** DATASET RECORDS **
=-=-=-=-=
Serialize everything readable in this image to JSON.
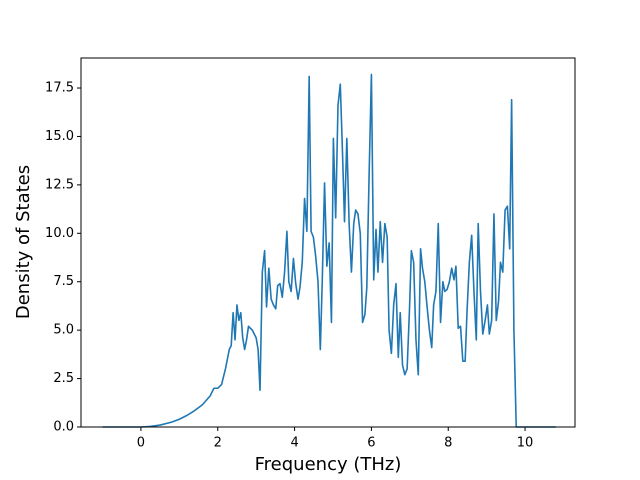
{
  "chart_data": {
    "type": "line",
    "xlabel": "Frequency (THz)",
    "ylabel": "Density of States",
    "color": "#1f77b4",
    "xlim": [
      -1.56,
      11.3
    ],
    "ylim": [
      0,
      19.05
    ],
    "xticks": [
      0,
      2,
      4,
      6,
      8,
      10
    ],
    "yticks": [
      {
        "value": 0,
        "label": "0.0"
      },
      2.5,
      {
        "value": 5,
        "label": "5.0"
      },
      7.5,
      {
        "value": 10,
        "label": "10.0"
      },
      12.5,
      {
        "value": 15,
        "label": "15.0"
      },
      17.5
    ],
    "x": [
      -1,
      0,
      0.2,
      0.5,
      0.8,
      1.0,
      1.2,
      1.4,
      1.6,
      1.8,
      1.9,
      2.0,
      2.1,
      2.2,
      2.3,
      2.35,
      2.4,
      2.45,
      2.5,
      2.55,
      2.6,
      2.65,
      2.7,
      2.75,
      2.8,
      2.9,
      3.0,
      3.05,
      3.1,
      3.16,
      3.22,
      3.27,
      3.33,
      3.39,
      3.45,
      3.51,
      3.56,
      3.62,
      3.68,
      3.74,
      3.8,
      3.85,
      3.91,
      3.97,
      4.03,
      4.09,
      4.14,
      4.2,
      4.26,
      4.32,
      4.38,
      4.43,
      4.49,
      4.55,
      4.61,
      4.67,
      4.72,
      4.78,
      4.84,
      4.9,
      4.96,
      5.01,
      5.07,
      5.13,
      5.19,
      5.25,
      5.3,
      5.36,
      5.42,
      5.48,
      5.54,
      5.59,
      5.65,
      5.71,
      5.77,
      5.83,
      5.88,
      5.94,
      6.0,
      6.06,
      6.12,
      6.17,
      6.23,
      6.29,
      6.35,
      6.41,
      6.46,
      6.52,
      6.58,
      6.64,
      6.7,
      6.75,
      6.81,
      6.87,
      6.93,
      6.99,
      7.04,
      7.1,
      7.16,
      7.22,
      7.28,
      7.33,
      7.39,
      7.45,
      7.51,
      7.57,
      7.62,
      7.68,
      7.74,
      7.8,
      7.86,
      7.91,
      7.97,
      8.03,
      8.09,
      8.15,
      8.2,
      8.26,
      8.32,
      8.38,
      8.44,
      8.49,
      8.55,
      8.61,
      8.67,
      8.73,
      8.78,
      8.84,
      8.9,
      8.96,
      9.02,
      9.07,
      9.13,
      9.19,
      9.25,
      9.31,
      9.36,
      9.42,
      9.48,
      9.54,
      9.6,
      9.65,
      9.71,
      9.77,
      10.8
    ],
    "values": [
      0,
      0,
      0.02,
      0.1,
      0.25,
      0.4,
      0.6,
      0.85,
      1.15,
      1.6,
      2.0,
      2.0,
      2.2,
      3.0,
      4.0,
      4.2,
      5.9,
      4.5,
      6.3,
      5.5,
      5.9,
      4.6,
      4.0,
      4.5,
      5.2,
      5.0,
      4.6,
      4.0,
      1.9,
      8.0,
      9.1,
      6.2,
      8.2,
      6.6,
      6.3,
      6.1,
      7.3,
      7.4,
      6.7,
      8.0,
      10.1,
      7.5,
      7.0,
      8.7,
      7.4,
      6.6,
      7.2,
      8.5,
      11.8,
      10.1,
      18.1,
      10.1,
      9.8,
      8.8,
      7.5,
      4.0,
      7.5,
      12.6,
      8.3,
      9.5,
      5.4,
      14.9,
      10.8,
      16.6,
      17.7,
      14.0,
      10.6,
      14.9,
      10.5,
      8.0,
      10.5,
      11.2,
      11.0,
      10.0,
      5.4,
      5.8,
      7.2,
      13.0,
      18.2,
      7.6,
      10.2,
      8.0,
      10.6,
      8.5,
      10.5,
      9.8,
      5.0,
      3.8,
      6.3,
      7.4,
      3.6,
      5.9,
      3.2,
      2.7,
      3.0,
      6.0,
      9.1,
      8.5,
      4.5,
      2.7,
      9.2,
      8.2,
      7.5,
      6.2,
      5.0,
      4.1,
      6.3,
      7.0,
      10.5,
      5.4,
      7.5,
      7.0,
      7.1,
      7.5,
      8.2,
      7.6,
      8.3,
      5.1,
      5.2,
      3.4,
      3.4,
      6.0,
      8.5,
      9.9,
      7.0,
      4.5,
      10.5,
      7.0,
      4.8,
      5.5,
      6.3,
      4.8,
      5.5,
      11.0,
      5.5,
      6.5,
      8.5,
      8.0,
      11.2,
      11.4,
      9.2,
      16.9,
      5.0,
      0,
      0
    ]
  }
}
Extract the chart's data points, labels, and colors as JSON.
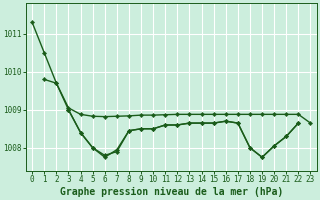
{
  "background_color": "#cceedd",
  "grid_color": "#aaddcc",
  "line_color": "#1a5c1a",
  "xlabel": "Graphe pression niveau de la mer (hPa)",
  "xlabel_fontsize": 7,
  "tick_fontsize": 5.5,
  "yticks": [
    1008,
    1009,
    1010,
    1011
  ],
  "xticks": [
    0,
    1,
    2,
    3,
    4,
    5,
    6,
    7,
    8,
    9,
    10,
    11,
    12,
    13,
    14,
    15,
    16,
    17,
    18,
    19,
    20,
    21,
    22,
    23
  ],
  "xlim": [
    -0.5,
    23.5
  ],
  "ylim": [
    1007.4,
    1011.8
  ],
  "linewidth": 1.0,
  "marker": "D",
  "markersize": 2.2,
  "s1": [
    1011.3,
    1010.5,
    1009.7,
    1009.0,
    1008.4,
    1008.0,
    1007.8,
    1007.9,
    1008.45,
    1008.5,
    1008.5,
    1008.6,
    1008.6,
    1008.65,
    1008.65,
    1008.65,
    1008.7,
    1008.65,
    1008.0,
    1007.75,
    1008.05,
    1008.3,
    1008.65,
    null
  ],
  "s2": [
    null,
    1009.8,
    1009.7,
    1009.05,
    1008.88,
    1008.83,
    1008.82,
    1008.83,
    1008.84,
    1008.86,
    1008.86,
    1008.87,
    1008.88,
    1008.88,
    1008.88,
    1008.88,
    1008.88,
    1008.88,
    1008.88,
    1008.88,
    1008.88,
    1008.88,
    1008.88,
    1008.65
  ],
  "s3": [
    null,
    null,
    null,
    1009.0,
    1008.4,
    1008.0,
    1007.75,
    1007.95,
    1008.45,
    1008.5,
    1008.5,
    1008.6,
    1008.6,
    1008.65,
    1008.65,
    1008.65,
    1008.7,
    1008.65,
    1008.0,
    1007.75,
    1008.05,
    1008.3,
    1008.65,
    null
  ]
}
=-=-=-=-=
** WHAT IS NEEDED **
Your copy of the data above should match it exactly, except that pictures are left out.

** RESPONSE **
Serialize everything readable in this image to JSON.
{
  "chart_data": {
    "type": "line",
    "xlabel": "Frequency (THz)",
    "ylabel": "Density of States",
    "color": "#1f77b4",
    "xlim": [
      -1.56,
      11.3
    ],
    "ylim": [
      0,
      19.05
    ],
    "xticks": [
      0,
      2,
      4,
      6,
      8,
      10
    ],
    "yticks": [
      {
        "value": 0,
        "label": "0.0"
      },
      2.5,
      {
        "value": 5,
        "label": "5.0"
      },
      7.5,
      {
        "value": 10,
        "label": "10.0"
      },
      12.5,
      {
        "value": 15,
        "label": "15.0"
      },
      17.5
    ],
    "x": [
      -1,
      0,
      0.2,
      0.5,
      0.8,
      1.0,
      1.2,
      1.4,
      1.6,
      1.8,
      1.9,
      2.0,
      2.1,
      2.2,
      2.3,
      2.35,
      2.4,
      2.45,
      2.5,
      2.55,
      2.6,
      2.65,
      2.7,
      2.75,
      2.8,
      2.9,
      3.0,
      3.05,
      3.1,
      3.16,
      3.22,
      3.27,
      3.33,
      3.39,
      3.45,
      3.51,
      3.56,
      3.62,
      3.68,
      3.74,
      3.8,
      3.85,
      3.91,
      3.97,
      4.03,
      4.09,
      4.14,
      4.2,
      4.26,
      4.32,
      4.38,
      4.43,
      4.49,
      4.55,
      4.61,
      4.67,
      4.72,
      4.78,
      4.84,
      4.9,
      4.96,
      5.01,
      5.07,
      5.13,
      5.19,
      5.25,
      5.3,
      5.36,
      5.42,
      5.48,
      5.54,
      5.59,
      5.65,
      5.71,
      5.77,
      5.83,
      5.88,
      5.94,
      6.0,
      6.06,
      6.12,
      6.17,
      6.23,
      6.29,
      6.35,
      6.41,
      6.46,
      6.52,
      6.58,
      6.64,
      6.7,
      6.75,
      6.81,
      6.87,
      6.93,
      6.99,
      7.04,
      7.1,
      7.16,
      7.22,
      7.28,
      7.33,
      7.39,
      7.45,
      7.51,
      7.57,
      7.62,
      7.68,
      7.74,
      7.8,
      7.86,
      7.91,
      7.97,
      8.03,
      8.09,
      8.15,
      8.2,
      8.26,
      8.32,
      8.38,
      8.44,
      8.49,
      8.55,
      8.61,
      8.67,
      8.73,
      8.78,
      8.84,
      8.9,
      8.96,
      9.02,
      9.07,
      9.13,
      9.19,
      9.25,
      9.31,
      9.36,
      9.42,
      9.48,
      9.54,
      9.6,
      9.65,
      9.71,
      9.77,
      10.8
    ],
    "values": [
      0,
      0,
      0.02,
      0.1,
      0.25,
      0.4,
      0.6,
      0.85,
      1.15,
      1.6,
      2.0,
      2.0,
      2.2,
      3.0,
      4.0,
      4.2,
      5.9,
      4.5,
      6.3,
      5.5,
      5.9,
      4.6,
      4.0,
      4.5,
      5.2,
      5.0,
      4.6,
      4.0,
      1.9,
      8.0,
      9.1,
      6.2,
      8.2,
      6.6,
      6.3,
      6.1,
      7.3,
      7.4,
      6.7,
      8.0,
      10.1,
      7.5,
      7.0,
      8.7,
      7.4,
      6.6,
      7.2,
      8.5,
      11.8,
      10.1,
      18.1,
      10.1,
      9.8,
      8.8,
      7.5,
      4.0,
      7.5,
      12.6,
      8.3,
      9.5,
      5.4,
      14.9,
      10.8,
      16.6,
      17.7,
      14.0,
      10.6,
      14.9,
      10.5,
      8.0,
      10.5,
      11.2,
      11.0,
      10.0,
      5.4,
      5.8,
      7.2,
      13.0,
      18.2,
      7.6,
      10.2,
      8.0,
      10.6,
      8.5,
      10.5,
      9.8,
      5.0,
      3.8,
      6.3,
      7.4,
      3.6,
      5.9,
      3.2,
      2.7,
      3.0,
      6.0,
      9.1,
      8.5,
      4.5,
      2.7,
      9.2,
      8.2,
      7.5,
      6.2,
      5.0,
      4.1,
      6.3,
      7.0,
      10.5,
      5.4,
      7.5,
      7.0,
      7.1,
      7.5,
      8.2,
      7.6,
      8.3,
      5.1,
      5.2,
      3.4,
      3.4,
      6.0,
      8.5,
      9.9,
      7.0,
      4.5,
      10.5,
      7.0,
      4.8,
      5.5,
      6.3,
      4.8,
      5.5,
      11.0,
      5.5,
      6.5,
      8.5,
      8.0,
      11.2,
      11.4,
      9.2,
      16.9,
      5.0,
      0,
      0
    ]
  }
}
Extract the chart's data points, labels, and colors as JSON.
{
  "background_color": "#cceedd",
  "grid_color": "#aaddcc",
  "line_color": "#1a5c1a",
  "xlabel": "Graphe pression niveau de la mer (hPa)",
  "xlabel_fontsize": 7,
  "tick_fontsize": 5.5,
  "yticks": [
    1008,
    1009,
    1010,
    1011
  ],
  "xticks": [
    0,
    1,
    2,
    3,
    4,
    5,
    6,
    7,
    8,
    9,
    10,
    11,
    12,
    13,
    14,
    15,
    16,
    17,
    18,
    19,
    20,
    21,
    22,
    23
  ],
  "xlim": [
    -0.5,
    23.5
  ],
  "ylim": [
    1007.4,
    1011.8
  ],
  "linewidth": 1.0,
  "marker": "D",
  "markersize": 2.2,
  "s1": [
    1011.3,
    1010.5,
    1009.7,
    1009.0,
    1008.4,
    1008.0,
    1007.8,
    1007.9,
    1008.45,
    1008.5,
    1008.5,
    1008.6,
    1008.6,
    1008.65,
    1008.65,
    1008.65,
    1008.7,
    1008.65,
    1008.0,
    1007.75,
    1008.05,
    1008.3,
    1008.65,
    null
  ],
  "s2": [
    null,
    1009.8,
    1009.7,
    1009.05,
    1008.88,
    1008.83,
    1008.82,
    1008.83,
    1008.84,
    1008.86,
    1008.86,
    1008.87,
    1008.88,
    1008.88,
    1008.88,
    1008.88,
    1008.88,
    1008.88,
    1008.88,
    1008.88,
    1008.88,
    1008.88,
    1008.88,
    1008.65
  ],
  "s3": [
    null,
    null,
    null,
    1009.0,
    1008.4,
    1008.0,
    1007.75,
    1007.95,
    1008.45,
    1008.5,
    1008.5,
    1008.6,
    1008.6,
    1008.65,
    1008.65,
    1008.65,
    1008.7,
    1008.65,
    1008.0,
    1007.75,
    1008.05,
    1008.3,
    1008.65,
    null
  ]
}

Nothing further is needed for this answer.